Stored data entries
-=-=-
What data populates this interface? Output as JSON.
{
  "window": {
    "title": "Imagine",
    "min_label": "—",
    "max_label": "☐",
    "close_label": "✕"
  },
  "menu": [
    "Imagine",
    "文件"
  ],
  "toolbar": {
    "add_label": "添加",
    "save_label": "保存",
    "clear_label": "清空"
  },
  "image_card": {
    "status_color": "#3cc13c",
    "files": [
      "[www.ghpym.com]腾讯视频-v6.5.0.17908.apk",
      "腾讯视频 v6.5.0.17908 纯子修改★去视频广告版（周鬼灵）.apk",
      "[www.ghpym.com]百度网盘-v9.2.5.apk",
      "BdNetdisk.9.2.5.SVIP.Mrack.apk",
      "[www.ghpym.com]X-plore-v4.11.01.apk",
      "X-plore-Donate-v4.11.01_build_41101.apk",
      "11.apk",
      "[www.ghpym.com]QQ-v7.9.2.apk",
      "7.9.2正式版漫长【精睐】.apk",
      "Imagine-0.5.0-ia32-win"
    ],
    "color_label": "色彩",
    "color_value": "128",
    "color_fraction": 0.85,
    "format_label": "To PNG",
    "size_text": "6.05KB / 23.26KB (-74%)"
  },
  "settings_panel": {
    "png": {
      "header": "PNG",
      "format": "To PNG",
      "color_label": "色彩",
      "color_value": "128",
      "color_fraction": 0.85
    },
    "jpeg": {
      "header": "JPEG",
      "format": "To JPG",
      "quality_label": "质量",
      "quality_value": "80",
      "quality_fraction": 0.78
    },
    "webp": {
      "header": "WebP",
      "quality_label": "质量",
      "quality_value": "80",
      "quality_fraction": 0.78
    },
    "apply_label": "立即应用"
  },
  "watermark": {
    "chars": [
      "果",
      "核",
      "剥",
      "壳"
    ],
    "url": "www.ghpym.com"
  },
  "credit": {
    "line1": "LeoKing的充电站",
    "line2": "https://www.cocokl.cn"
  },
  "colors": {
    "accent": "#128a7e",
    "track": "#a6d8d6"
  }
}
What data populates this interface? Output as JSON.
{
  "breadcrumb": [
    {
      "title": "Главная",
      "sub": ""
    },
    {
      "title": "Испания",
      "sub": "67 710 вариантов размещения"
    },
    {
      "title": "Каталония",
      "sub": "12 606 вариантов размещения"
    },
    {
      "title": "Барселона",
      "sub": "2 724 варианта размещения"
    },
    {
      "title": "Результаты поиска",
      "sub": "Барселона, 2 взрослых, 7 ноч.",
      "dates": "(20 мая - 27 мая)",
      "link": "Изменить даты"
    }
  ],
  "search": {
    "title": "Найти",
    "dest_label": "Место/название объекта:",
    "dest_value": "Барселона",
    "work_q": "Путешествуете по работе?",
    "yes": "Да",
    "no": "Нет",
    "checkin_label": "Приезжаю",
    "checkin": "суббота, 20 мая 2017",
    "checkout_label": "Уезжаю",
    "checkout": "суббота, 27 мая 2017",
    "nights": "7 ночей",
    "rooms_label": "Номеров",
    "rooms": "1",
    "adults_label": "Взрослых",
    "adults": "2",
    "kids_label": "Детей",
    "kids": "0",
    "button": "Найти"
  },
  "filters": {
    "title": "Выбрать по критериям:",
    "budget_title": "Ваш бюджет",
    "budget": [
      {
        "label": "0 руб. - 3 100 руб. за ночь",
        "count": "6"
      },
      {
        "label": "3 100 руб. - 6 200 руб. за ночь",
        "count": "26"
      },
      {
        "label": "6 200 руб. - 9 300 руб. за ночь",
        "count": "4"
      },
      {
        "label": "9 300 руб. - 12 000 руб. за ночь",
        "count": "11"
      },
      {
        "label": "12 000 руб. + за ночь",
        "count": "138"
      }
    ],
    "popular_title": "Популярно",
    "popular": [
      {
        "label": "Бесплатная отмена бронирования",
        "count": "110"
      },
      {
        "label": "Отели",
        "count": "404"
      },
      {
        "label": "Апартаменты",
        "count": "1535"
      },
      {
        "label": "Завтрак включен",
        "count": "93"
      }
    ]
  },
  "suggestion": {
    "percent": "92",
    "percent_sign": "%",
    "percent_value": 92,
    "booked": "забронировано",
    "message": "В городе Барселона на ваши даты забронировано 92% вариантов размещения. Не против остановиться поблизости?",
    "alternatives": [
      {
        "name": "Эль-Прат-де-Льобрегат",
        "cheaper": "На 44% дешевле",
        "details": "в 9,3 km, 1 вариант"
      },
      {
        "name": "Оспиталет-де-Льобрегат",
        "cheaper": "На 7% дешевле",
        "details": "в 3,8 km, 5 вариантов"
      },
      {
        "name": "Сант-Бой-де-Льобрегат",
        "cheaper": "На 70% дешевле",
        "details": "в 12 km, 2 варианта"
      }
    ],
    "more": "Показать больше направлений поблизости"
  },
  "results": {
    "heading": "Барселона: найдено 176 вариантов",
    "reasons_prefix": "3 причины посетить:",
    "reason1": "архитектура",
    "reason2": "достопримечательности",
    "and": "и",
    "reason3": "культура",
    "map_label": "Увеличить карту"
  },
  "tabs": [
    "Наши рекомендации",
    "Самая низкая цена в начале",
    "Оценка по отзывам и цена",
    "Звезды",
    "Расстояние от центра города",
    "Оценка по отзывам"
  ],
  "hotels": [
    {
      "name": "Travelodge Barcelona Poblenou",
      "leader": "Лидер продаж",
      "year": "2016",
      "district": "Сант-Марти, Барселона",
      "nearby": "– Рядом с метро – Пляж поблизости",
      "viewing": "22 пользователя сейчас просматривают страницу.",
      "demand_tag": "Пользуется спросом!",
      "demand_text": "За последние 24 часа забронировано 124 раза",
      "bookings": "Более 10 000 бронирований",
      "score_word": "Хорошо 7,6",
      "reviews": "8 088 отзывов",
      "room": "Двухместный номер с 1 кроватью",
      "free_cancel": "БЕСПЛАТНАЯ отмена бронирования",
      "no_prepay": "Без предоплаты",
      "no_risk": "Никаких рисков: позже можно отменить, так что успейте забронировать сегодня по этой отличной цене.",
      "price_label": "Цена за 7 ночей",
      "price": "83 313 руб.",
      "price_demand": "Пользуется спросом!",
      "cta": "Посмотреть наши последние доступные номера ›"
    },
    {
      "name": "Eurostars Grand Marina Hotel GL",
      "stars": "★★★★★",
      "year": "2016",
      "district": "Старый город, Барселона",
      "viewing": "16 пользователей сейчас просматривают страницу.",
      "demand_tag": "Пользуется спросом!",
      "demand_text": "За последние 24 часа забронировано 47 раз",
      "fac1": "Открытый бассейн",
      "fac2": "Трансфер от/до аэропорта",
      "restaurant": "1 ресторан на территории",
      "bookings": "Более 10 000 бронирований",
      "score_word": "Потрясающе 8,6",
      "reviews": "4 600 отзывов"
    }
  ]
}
-=-=-
Aim
All of the entries above must be quoted exactly.

Task answer
What data populates this interface? Output as JSON.
{
  "window": {
    "title": "Imagine",
    "min_label": "—",
    "max_label": "☐",
    "close_label": "✕"
  },
  "menu": [
    "Imagine",
    "文件"
  ],
  "toolbar": {
    "add_label": "添加",
    "save_label": "保存",
    "clear_label": "清空"
  },
  "image_card": {
    "status_color": "#3cc13c",
    "files": [
      "[www.ghpym.com]腾讯视频-v6.5.0.17908.apk",
      "腾讯视频 v6.5.0.17908 纯子修改★去视频广告版（周鬼灵）.apk",
      "[www.ghpym.com]百度网盘-v9.2.5.apk",
      "BdNetdisk.9.2.5.SVIP.Mrack.apk",
      "[www.ghpym.com]X-plore-v4.11.01.apk",
      "X-plore-Donate-v4.11.01_build_41101.apk",
      "11.apk",
      "[www.ghpym.com]QQ-v7.9.2.apk",
      "7.9.2正式版漫长【精睐】.apk",
      "Imagine-0.5.0-ia32-win"
    ],
    "color_label": "色彩",
    "color_value": "128",
    "color_fraction": 0.85,
    "format_label": "To PNG",
    "size_text": "6.05KB / 23.26KB (-74%)"
  },
  "settings_panel": {
    "png": {
      "header": "PNG",
      "format": "To PNG",
      "color_label": "色彩",
      "color_value": "128",
      "color_fraction": 0.85
    },
    "jpeg": {
      "header": "JPEG",
      "format": "To JPG",
      "quality_label": "质量",
      "quality_value": "80",
      "quality_fraction": 0.78
    },
    "webp": {
      "header": "WebP",
      "quality_label": "质量",
      "quality_value": "80",
      "quality_fraction": 0.78
    },
    "apply_label": "立即应用"
  },
  "watermark": {
    "chars": [
      "果",
      "核",
      "剥",
      "壳"
    ],
    "url": "www.ghpym.com"
  },
  "credit": {
    "line1": "LeoKing的充电站",
    "line2": "https://www.cocokl.cn"
  },
  "colors": {
    "accent": "#128a7e",
    "track": "#a6d8d6"
  }
}
What data populates this interface? Output as JSON.
{
  "breadcrumb": [
    {
      "title": "Главная",
      "sub": ""
    },
    {
      "title": "Испания",
      "sub": "67 710 вариантов размещения"
    },
    {
      "title": "Каталония",
      "sub": "12 606 вариантов размещения"
    },
    {
      "title": "Барселона",
      "sub": "2 724 варианта размещения"
    },
    {
      "title": "Результаты поиска",
      "sub": "Барселона, 2 взрослых, 7 ноч.",
      "dates": "(20 мая - 27 мая)",
      "link": "Изменить даты"
    }
  ],
  "search": {
    "title": "Найти",
    "dest_label": "Место/название объекта:",
    "dest_value": "Барселона",
    "work_q": "Путешествуете по работе?",
    "yes": "Да",
    "no": "Нет",
    "checkin_label": "Приезжаю",
    "checkin": "суббота, 20 мая 2017",
    "checkout_label": "Уезжаю",
    "checkout": "суббота, 27 мая 2017",
    "nights": "7 ночей",
    "rooms_label": "Номеров",
    "rooms": "1",
    "adults_label": "Взрослых",
    "adults": "2",
    "kids_label": "Детей",
    "kids": "0",
    "button": "Найти"
  },
  "filters": {
    "title": "Выбрать по критериям:",
    "budget_title": "Ваш бюджет",
    "budget": [
      {
        "label": "0 руб. - 3 100 руб. за ночь",
        "count": "6"
      },
      {
        "label": "3 100 руб. - 6 200 руб. за ночь",
        "count": "26"
      },
      {
        "label": "6 200 руб. - 9 300 руб. за ночь",
        "count": "4"
      },
      {
        "label": "9 300 руб. - 12 000 руб. за ночь",
        "count": "11"
      },
      {
        "label": "12 000 руб. + за ночь",
        "count": "138"
      }
    ],
    "popular_title": "Популярно",
    "popular": [
      {
        "label": "Бесплатная отмена бронирования",
        "count": "110"
      },
      {
        "label": "Отели",
        "count": "404"
      },
      {
        "label": "Апартаменты",
        "count": "1535"
      },
      {
        "label": "Завтрак включен",
        "count": "93"
      }
    ]
  },
  "suggestion": {
    "percent": "92",
    "percent_sign": "%",
    "percent_value": 92,
    "booked": "забронировано",
    "message": "В городе Барселона на ваши даты забронировано 92% вариантов размещения. Не против остановиться поблизости?",
    "alternatives": [
      {
        "name": "Эль-Прат-де-Льобрегат",
        "cheaper": "На 44% дешевле",
        "details": "в 9,3 km, 1 вариант"
      },
      {
        "name": "Оспиталет-де-Льобрегат",
        "cheaper": "На 7% дешевле",
        "details": "в 3,8 km, 5 вариантов"
      },
      {
        "name": "Сант-Бой-де-Льобрегат",
        "cheaper": "На 70% дешевле",
        "details": "в 12 km, 2 варианта"
      }
    ],
    "more": "Показать больше направлений поблизости"
  },
  "results": {
    "heading": "Барселона: найдено 176 вариантов",
    "reasons_prefix": "3 причины посетить:",
    "reason1": "архитектура",
    "reason2": "достопримечательности",
    "and": "и",
    "reason3": "культура",
    "map_label": "Увеличить карту"
  },
  "tabs": [
    "Наши рекомендации",
    "Самая низкая цена в начале",
    "Оценка по отзывам и цена",
    "Звезды",
    "Расстояние от центра города",
    "Оценка по отзывам"
  ],
  "hotels": [
    {
      "name": "Travelodge Barcelona Poblenou",
      "leader": "Лидер продаж",
      "year": "2016",
      "district": "Сант-Марти, Барселона",
      "nearby": "– Рядом с метро – Пляж поблизости",
      "viewing": "22 пользователя сейчас просматривают страницу.",
      "demand_tag": "Пользуется спросом!",
      "demand_text": "За последние 24 часа забронировано 124 раза",
      "bookings": "Более 10 000 бронирований",
      "score_word": "Хорошо 7,6",
      "reviews": "8 088 отзывов",
      "room": "Двухместный номер с 1 кроватью",
      "free_cancel": "БЕСПЛАТНАЯ отмена бронирования",
      "no_prepay": "Без предоплаты",
      "no_risk": "Никаких рисков: позже можно отменить, так что успейте забронировать сегодня по этой отличной цене.",
      "price_label": "Цена за 7 ночей",
      "price": "83 313 руб.",
      "price_demand": "Пользуется спросом!",
      "cta": "Посмотреть наши последние доступные номера ›"
    },
    {
      "name": "Eurostars Grand Marina Hotel GL",
      "stars": "★★★★★",
      "year": "2016",
      "district": "Старый город, Барселона",
      "viewing": "16 пользователей сейчас просматривают страницу.",
      "demand_tag": "Пользуется спросом!",
      "demand_text": "За последние 24 часа забронировано 47 раз",
      "fac1": "Открытый бассейн",
      "fac2": "Трансфер от/до аэропорта",
      "restaurant": "1 ресторан на территории",
      "bookings": "Более 10 000 бронирований",
      "score_word": "Потрясающе 8,6",
      "reviews": "4 600 отзывов"
    }
  ]
}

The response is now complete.